Problem to work on:
Do any lines in the data below contain "this"? If so, copy every one of them.

═════ Task data ═════

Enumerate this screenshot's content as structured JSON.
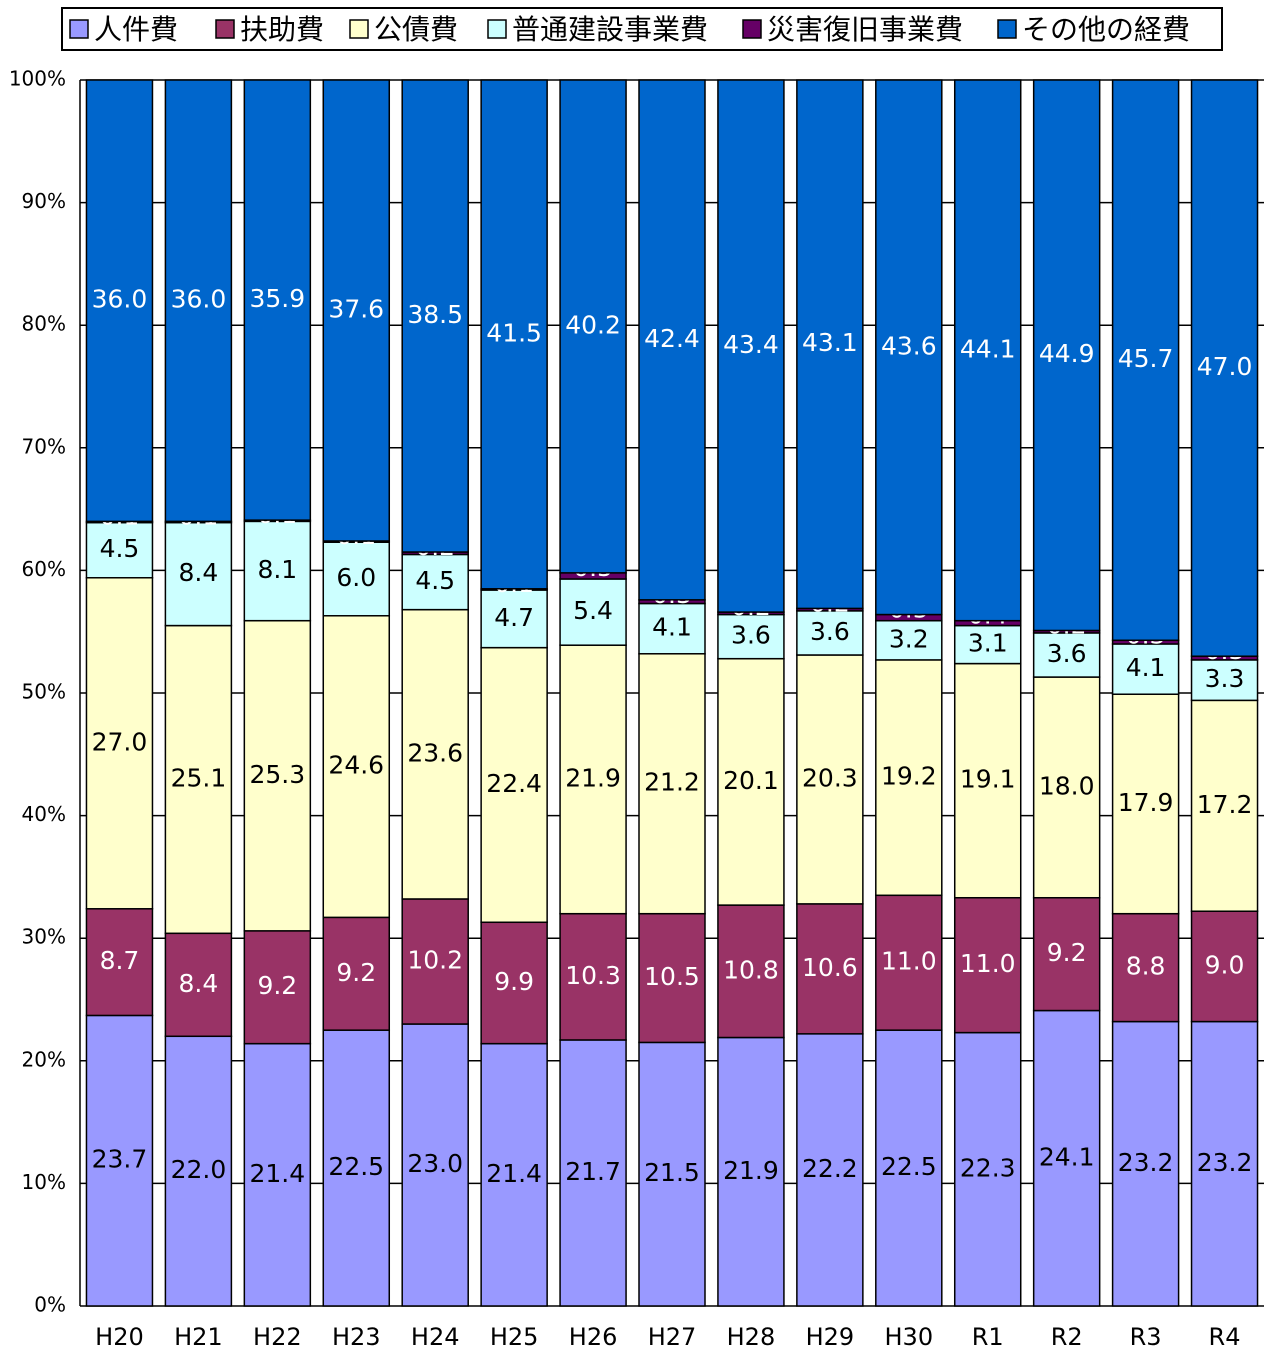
{
  "chart_data": {
    "type": "stacked_bar",
    "categories": [
      "H20",
      "H21",
      "H22",
      "H23",
      "H24",
      "H25",
      "H26",
      "H27",
      "H28",
      "H29",
      "H30",
      "R1",
      "R2",
      "R3",
      "R4"
    ],
    "ylim": [
      0,
      100
    ],
    "yticks": [
      {
        "value": 0,
        "label": "0%"
      },
      {
        "value": 10,
        "label": "10%"
      },
      {
        "value": 20,
        "label": "20%"
      },
      {
        "value": 30,
        "label": "30%"
      },
      {
        "value": 40,
        "label": "40%"
      },
      {
        "value": 50,
        "label": "50%"
      },
      {
        "value": 60,
        "label": "60%"
      },
      {
        "value": 70,
        "label": "70%"
      },
      {
        "value": 80,
        "label": "80%"
      },
      {
        "value": 90,
        "label": "90%"
      },
      {
        "value": 100,
        "label": "100%"
      }
    ],
    "grid": true,
    "legend": "top",
    "series": [
      {
        "name": "人件費",
        "color": "#9999ff",
        "values": [
          23.7,
          22.0,
          21.4,
          22.5,
          23.0,
          21.4,
          21.7,
          21.5,
          21.9,
          22.2,
          22.5,
          22.3,
          24.1,
          23.2,
          23.2
        ],
        "value_labels": [
          "23.7",
          "22.0",
          "21.4",
          "22.5",
          "23.0",
          "21.4",
          "21.7",
          "21.5",
          "21.9",
          "22.2",
          "22.5",
          "22.3",
          "24.1",
          "23.2",
          "23.2"
        ]
      },
      {
        "name": "扶助費",
        "color": "#993366",
        "values": [
          8.7,
          8.4,
          9.2,
          9.2,
          10.2,
          9.9,
          10.3,
          10.5,
          10.8,
          10.6,
          11.0,
          11.0,
          9.2,
          8.8,
          9.0
        ],
        "value_labels": [
          "8.7",
          "8.4",
          "9.2",
          "9.2",
          "10.2",
          "9.9",
          "10.3",
          "10.5",
          "10.8",
          "10.6",
          "11.0",
          "11.0",
          "9.2",
          "8.8",
          "9.0"
        ]
      },
      {
        "name": "公債費",
        "color": "#ffffcc",
        "values": [
          27.0,
          25.1,
          25.3,
          24.6,
          23.6,
          22.4,
          21.9,
          21.2,
          20.1,
          20.3,
          19.2,
          19.1,
          18.0,
          17.9,
          17.2
        ],
        "value_labels": [
          "27.0",
          "25.1",
          "25.3",
          "24.6",
          "23.6",
          "22.4",
          "21.9",
          "21.2",
          "20.1",
          "20.3",
          "19.2",
          "19.1",
          "18.0",
          "17.9",
          "17.2"
        ]
      },
      {
        "name": "普通建設事業費",
        "color": "#ccffff",
        "values": [
          4.5,
          8.4,
          8.1,
          6.0,
          4.5,
          4.7,
          5.4,
          4.1,
          3.6,
          3.6,
          3.2,
          3.1,
          3.6,
          4.1,
          3.3
        ],
        "value_labels": [
          "4.5",
          "8.4",
          "8.1",
          "6.0",
          "4.5",
          "4.7",
          "5.4",
          "4.1",
          "3.6",
          "3.6",
          "3.2",
          "3.1",
          "3.6",
          "4.1",
          "3.3"
        ]
      },
      {
        "name": "災害復旧事業費",
        "color": "#660066",
        "values": [
          0.1,
          0.1,
          0.1,
          0.1,
          0.2,
          0.1,
          0.5,
          0.3,
          0.2,
          0.2,
          0.5,
          0.4,
          0.2,
          0.3,
          0.3
        ],
        "value_labels": [
          "0.1",
          "0.1",
          "0.1",
          "0.1",
          "0.2",
          "0.1",
          "0.5",
          "0.3",
          "0.2",
          "0.2",
          "0.5",
          "0.4",
          "0.2",
          "0.3",
          "0.3"
        ]
      },
      {
        "name": "その他の経費",
        "color": "#0066cc",
        "values": [
          36.0,
          36.0,
          35.9,
          37.6,
          38.5,
          41.5,
          40.2,
          42.4,
          43.4,
          43.1,
          43.6,
          44.1,
          44.9,
          45.7,
          47.0
        ],
        "value_labels": [
          "36.0",
          "36.0",
          "35.9",
          "37.6",
          "38.5",
          "41.5",
          "40.2",
          "42.4",
          "43.4",
          "43.1",
          "43.6",
          "44.1",
          "44.9",
          "45.7",
          "47.0"
        ]
      }
    ]
  }
}
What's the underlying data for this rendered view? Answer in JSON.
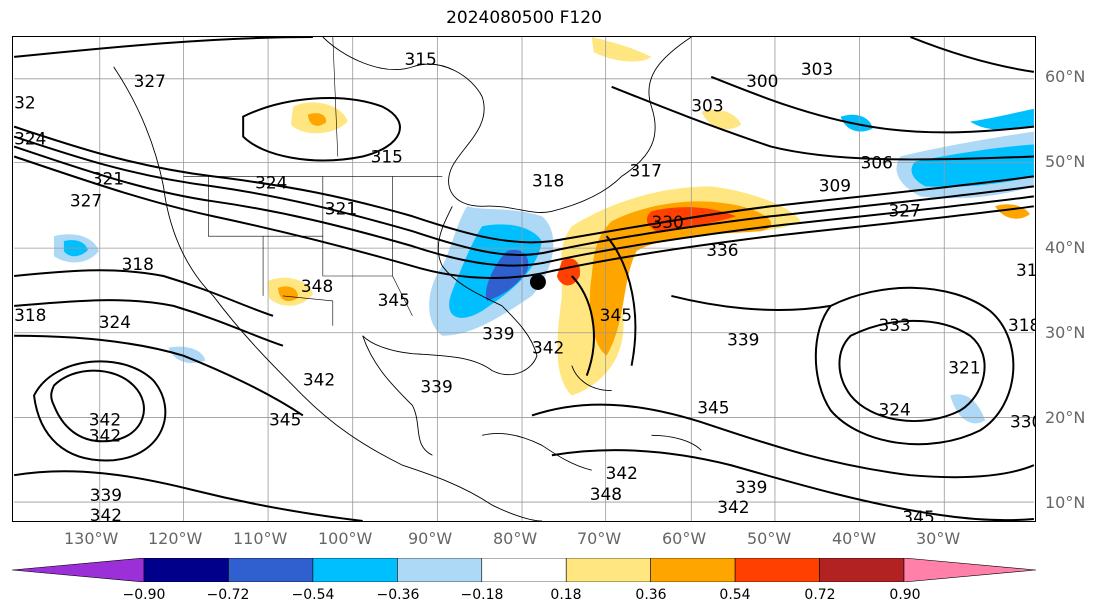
{
  "title": "2024080500 F120",
  "lat_labels": [
    "60°N",
    "50°N",
    "40°N",
    "30°N",
    "20°N",
    "10°N"
  ],
  "lon_labels": [
    "130°W",
    "120°W",
    "110°W",
    "100°W",
    "90°W",
    "80°W",
    "70°W",
    "60°W",
    "50°W",
    "40°W",
    "30°W"
  ],
  "colorbar": {
    "ticks": [
      "−0.90",
      "−0.72",
      "−0.54",
      "−0.36",
      "−0.18",
      "0.18",
      "0.36",
      "0.54",
      "0.72",
      "0.90"
    ],
    "colors": [
      "#9b30d9",
      "#00008b",
      "#3060d0",
      "#00bfff",
      "#add8f6",
      "#ffffff",
      "#ffe680",
      "#ffa500",
      "#ff4000",
      "#b22222",
      "#ff80a8"
    ]
  },
  "contour_labels": [
    "315",
    "327",
    "32",
    "324",
    "321",
    "327",
    "318",
    "318",
    "324",
    "315",
    "324",
    "321",
    "318",
    "345",
    "348",
    "303",
    "300",
    "303",
    "306",
    "309",
    "327",
    "330",
    "336",
    "317",
    "31",
    "339",
    "333",
    "318",
    "321",
    "324",
    "330",
    "342",
    "339",
    "345",
    "342",
    "339",
    "342",
    "342",
    "345",
    "348",
    "342",
    "339",
    "342",
    "345",
    "339",
    "345",
    "342"
  ]
}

═════

Task response:
Enumerate this screenshot's content as structured JSON.
What's the underlying data for this rendered view? Answer in JSON.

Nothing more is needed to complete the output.